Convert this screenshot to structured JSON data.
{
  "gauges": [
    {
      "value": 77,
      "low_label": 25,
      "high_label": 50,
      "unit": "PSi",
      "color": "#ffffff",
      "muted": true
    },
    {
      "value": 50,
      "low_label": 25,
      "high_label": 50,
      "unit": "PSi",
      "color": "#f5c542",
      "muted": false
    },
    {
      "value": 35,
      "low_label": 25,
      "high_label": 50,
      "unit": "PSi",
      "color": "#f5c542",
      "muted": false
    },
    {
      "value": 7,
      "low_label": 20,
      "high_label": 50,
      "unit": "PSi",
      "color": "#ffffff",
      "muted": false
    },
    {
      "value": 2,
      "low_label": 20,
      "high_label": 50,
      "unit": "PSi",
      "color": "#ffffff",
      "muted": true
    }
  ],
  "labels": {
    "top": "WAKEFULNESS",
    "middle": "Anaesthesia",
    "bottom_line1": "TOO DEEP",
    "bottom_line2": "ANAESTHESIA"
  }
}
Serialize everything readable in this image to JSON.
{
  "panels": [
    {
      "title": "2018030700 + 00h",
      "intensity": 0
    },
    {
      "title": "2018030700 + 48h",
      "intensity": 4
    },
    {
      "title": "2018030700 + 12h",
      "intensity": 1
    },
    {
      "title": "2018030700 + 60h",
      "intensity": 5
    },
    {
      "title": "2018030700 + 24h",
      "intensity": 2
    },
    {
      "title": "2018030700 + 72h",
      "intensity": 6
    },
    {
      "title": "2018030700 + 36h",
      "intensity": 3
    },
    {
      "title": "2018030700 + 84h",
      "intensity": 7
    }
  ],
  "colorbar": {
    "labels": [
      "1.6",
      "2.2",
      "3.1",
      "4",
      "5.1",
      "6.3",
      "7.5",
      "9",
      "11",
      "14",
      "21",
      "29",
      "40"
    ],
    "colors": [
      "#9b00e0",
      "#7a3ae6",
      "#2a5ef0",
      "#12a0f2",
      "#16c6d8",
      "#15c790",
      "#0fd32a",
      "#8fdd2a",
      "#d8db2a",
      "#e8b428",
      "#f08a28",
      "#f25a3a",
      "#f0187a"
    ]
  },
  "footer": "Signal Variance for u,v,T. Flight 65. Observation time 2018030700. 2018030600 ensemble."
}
· · · · ·
JOB
Reproduce every record above exactly as it appears.

SOLUTION BELOW
Convert this screenshot to structured JSON data.
{
  "gauges": [
    {
      "value": 77,
      "low_label": 25,
      "high_label": 50,
      "unit": "PSi",
      "color": "#ffffff",
      "muted": true
    },
    {
      "value": 50,
      "low_label": 25,
      "high_label": 50,
      "unit": "PSi",
      "color": "#f5c542",
      "muted": false
    },
    {
      "value": 35,
      "low_label": 25,
      "high_label": 50,
      "unit": "PSi",
      "color": "#f5c542",
      "muted": false
    },
    {
      "value": 7,
      "low_label": 20,
      "high_label": 50,
      "unit": "PSi",
      "color": "#ffffff",
      "muted": false
    },
    {
      "value": 2,
      "low_label": 20,
      "high_label": 50,
      "unit": "PSi",
      "color": "#ffffff",
      "muted": true
    }
  ],
  "labels": {
    "top": "WAKEFULNESS",
    "middle": "Anaesthesia",
    "bottom_line1": "TOO DEEP",
    "bottom_line2": "ANAESTHESIA"
  }
}
Serialize everything readable in this image to JSON.
{
  "panels": [
    {
      "title": "2018030700 + 00h",
      "intensity": 0
    },
    {
      "title": "2018030700 + 48h",
      "intensity": 4
    },
    {
      "title": "2018030700 + 12h",
      "intensity": 1
    },
    {
      "title": "2018030700 + 60h",
      "intensity": 5
    },
    {
      "title": "2018030700 + 24h",
      "intensity": 2
    },
    {
      "title": "2018030700 + 72h",
      "intensity": 6
    },
    {
      "title": "2018030700 + 36h",
      "intensity": 3
    },
    {
      "title": "2018030700 + 84h",
      "intensity": 7
    }
  ],
  "colorbar": {
    "labels": [
      "1.6",
      "2.2",
      "3.1",
      "4",
      "5.1",
      "6.3",
      "7.5",
      "9",
      "11",
      "14",
      "21",
      "29",
      "40"
    ],
    "colors": [
      "#9b00e0",
      "#7a3ae6",
      "#2a5ef0",
      "#12a0f2",
      "#16c6d8",
      "#15c790",
      "#0fd32a",
      "#8fdd2a",
      "#d8db2a",
      "#e8b428",
      "#f08a28",
      "#f25a3a",
      "#f0187a"
    ]
  },
  "footer": "Signal Variance for u,v,T. Flight 65. Observation time 2018030700. 2018030600 ensemble."
}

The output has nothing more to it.